- Task to carry out -
Single out each line with the word "maio" and copy it.

(Figure record listings)
-=-=-

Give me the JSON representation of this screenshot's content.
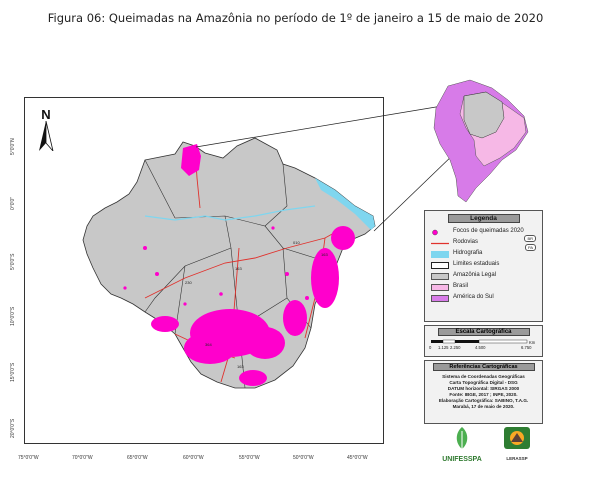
{
  "figure": {
    "title": "Figura 06: Queimadas na Amazônia no período de 1º de janeiro a 15 de maio de 2020"
  },
  "map": {
    "north_letter": "N",
    "lat_labels": [
      "5°0'0\"N",
      "0°0'0\"",
      "5°0'0\"S",
      "10°0'0\"S",
      "15°0'0\"S",
      "20°0'0\"S"
    ],
    "lon_labels": [
      "75°0'0\"W",
      "70°0'0\"W",
      "65°0'0\"W",
      "60°0'0\"W",
      "55°0'0\"W",
      "50°0'0\"W",
      "45°0'0\"W"
    ],
    "road_labels": [
      "163",
      "230",
      "010",
      "364",
      "163",
      "163"
    ],
    "colors": {
      "amazonia_legal": "#c8c8c8",
      "focos": "#ff00cc",
      "rodovias": "#e0322d",
      "hidrografia": "#7fd6ef",
      "brasil": "#f6b8e6",
      "america_do_sul": "#d77be8",
      "limites": "#333333"
    }
  },
  "legend": {
    "title": "Legenda",
    "items": [
      {
        "label": "Focos de queimadas 2020",
        "symbol": "dot"
      },
      {
        "label": "Rodovias",
        "symbol": "line",
        "badges": [
          "BR",
          "PA"
        ]
      },
      {
        "label": "Hidrografia",
        "symbol": "fill-hidro"
      },
      {
        "label": "Limites estaduais",
        "symbol": "outline"
      },
      {
        "label": "Amazônia Legal",
        "symbol": "fill-amazonia"
      },
      {
        "label": "Brasil",
        "symbol": "fill-brasil"
      },
      {
        "label": "América do Sul",
        "symbol": "fill-as"
      }
    ]
  },
  "scale": {
    "title": "Escala Cartográfica",
    "ticks": [
      "0",
      "1.125",
      "2.250",
      "4.500",
      "6.750"
    ],
    "unit": "Km"
  },
  "references": {
    "title": "Referências Cartográficas",
    "lines": [
      "Sistema de Coordenadas Geográficas",
      "Carta Topográfica Digital - DSG",
      "DATUM horizontal: SIRGAS 2000",
      "Fonte: IBGE, 2017 ; INPE, 2020.",
      "Elaboração Cartográfica: SABINO, T.A.G.",
      "Marabá, 17 de maio de 2020."
    ]
  },
  "logos": {
    "unifesspa": "UNIFESSPA",
    "lerassp": "LERASSP"
  }
}
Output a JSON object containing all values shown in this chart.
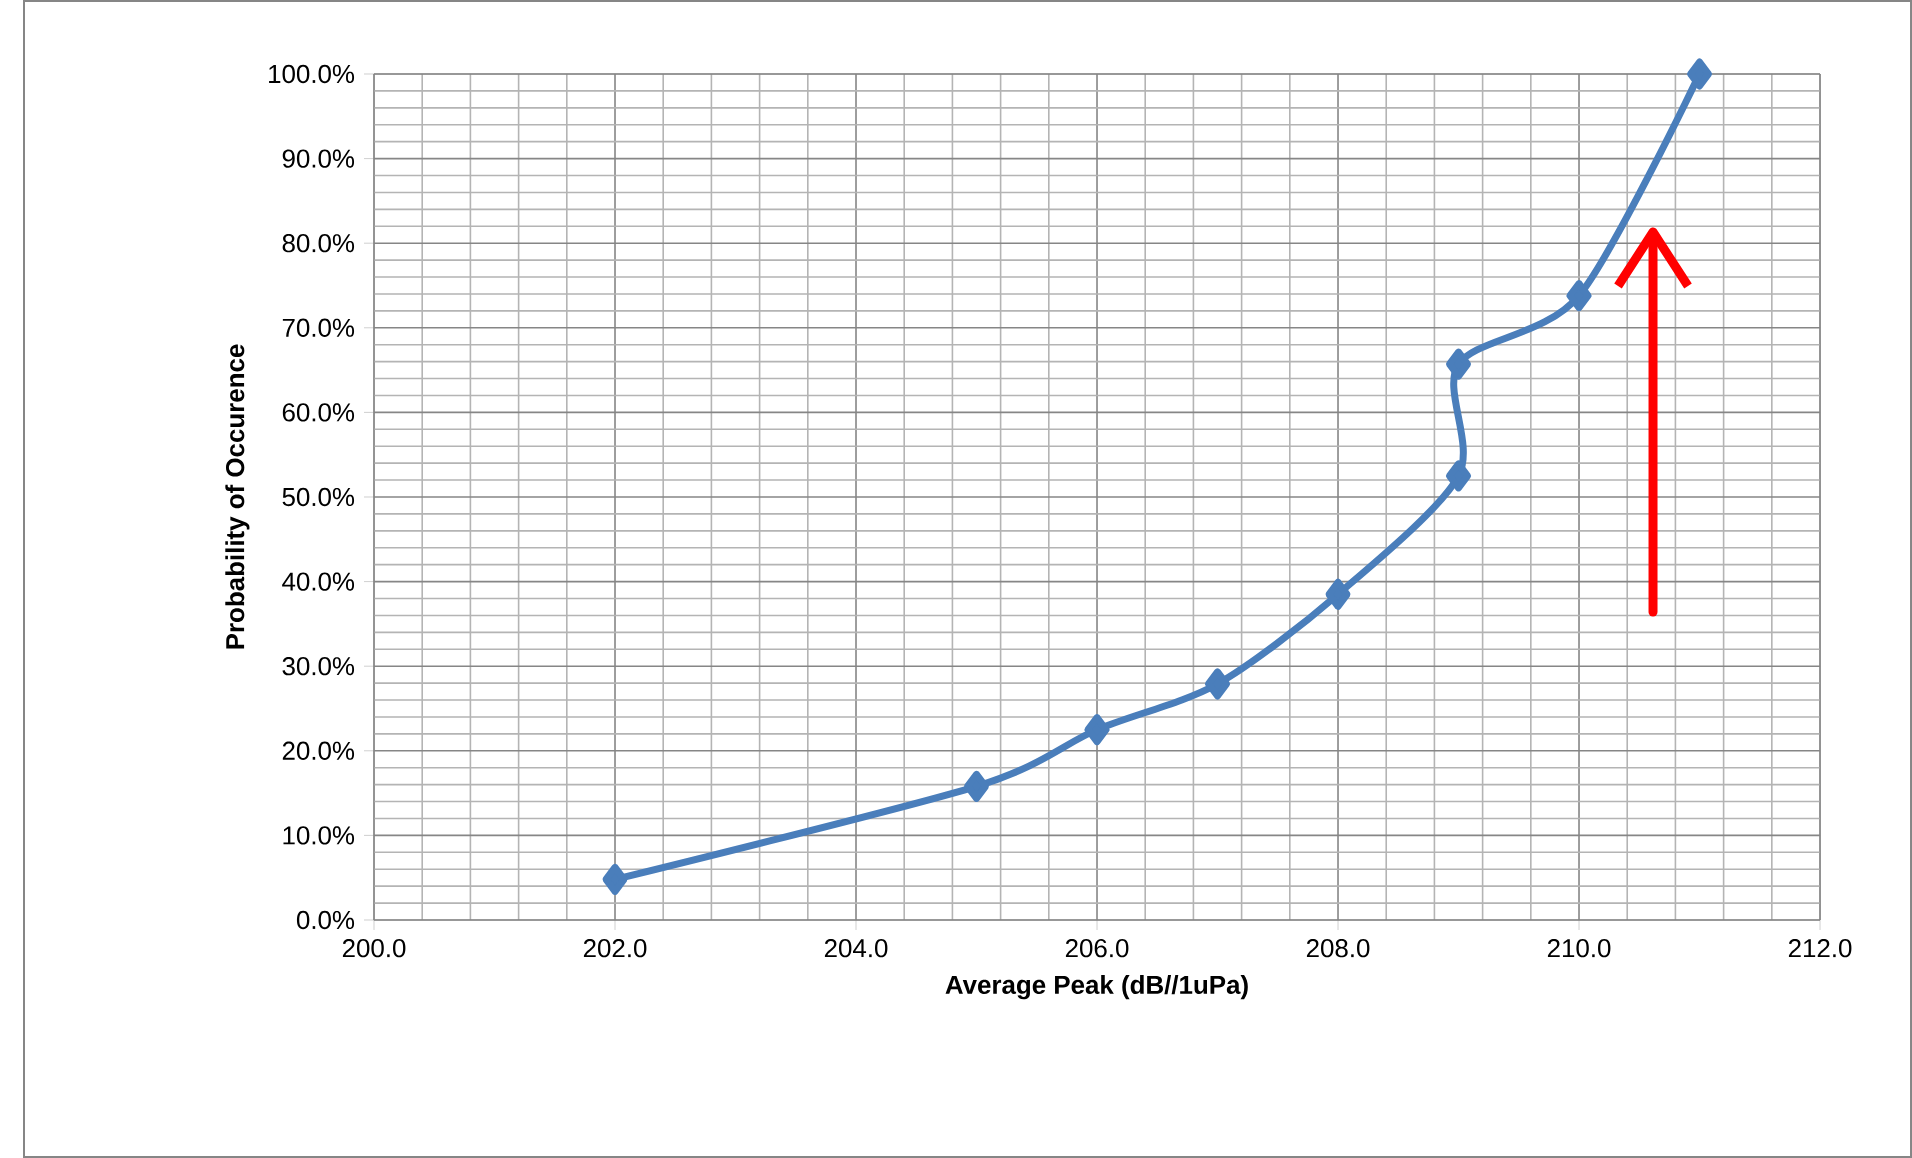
{
  "chart_data": {
    "type": "line",
    "xlabel": "Average Peak (dB//1uPa)",
    "ylabel": "Probability of Occurence",
    "x": [
      202,
      205,
      206,
      207,
      208,
      209,
      209,
      210,
      211
    ],
    "series": [
      {
        "color": "#4a7ebb",
        "values": [
          4.8,
          15.8,
          22.5,
          27.9,
          38.5,
          52.5,
          65.7,
          73.8,
          100
        ]
      }
    ],
    "xlim": [
      200,
      212
    ],
    "ylim": [
      0,
      100
    ],
    "xticks": [
      {
        "value": 200,
        "label": "200.0"
      },
      {
        "value": 202,
        "label": "202.0"
      },
      {
        "value": 204,
        "label": "204.0"
      },
      {
        "value": 206,
        "label": "206.0"
      },
      {
        "value": 208,
        "label": "208.0"
      },
      {
        "value": 210,
        "label": "210.0"
      },
      {
        "value": 212,
        "label": "212.0"
      }
    ],
    "yticks": [
      {
        "value": 0,
        "label": "0.0%"
      },
      {
        "value": 10,
        "label": "10.0%"
      },
      {
        "value": 20,
        "label": "20.0%"
      },
      {
        "value": 30,
        "label": "30.0%"
      },
      {
        "value": 40,
        "label": "40.0%"
      },
      {
        "value": 50,
        "label": "50.0%"
      },
      {
        "value": 60,
        "label": "60.0%"
      },
      {
        "value": 70,
        "label": "70.0%"
      },
      {
        "value": 80,
        "label": "80.0%"
      },
      {
        "value": 90,
        "label": "90.0%"
      },
      {
        "value": 100,
        "label": "100.0%"
      }
    ],
    "grid": true,
    "marker": "diamond",
    "line_style": "solid"
  }
}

-=-=-

- Output for this task -
    "title": "Figura 06: Queimadas na Amazônia no período de 1º de janeiro a 15 de maio de 2020"
      "Marabá, 17 de maio de 2020."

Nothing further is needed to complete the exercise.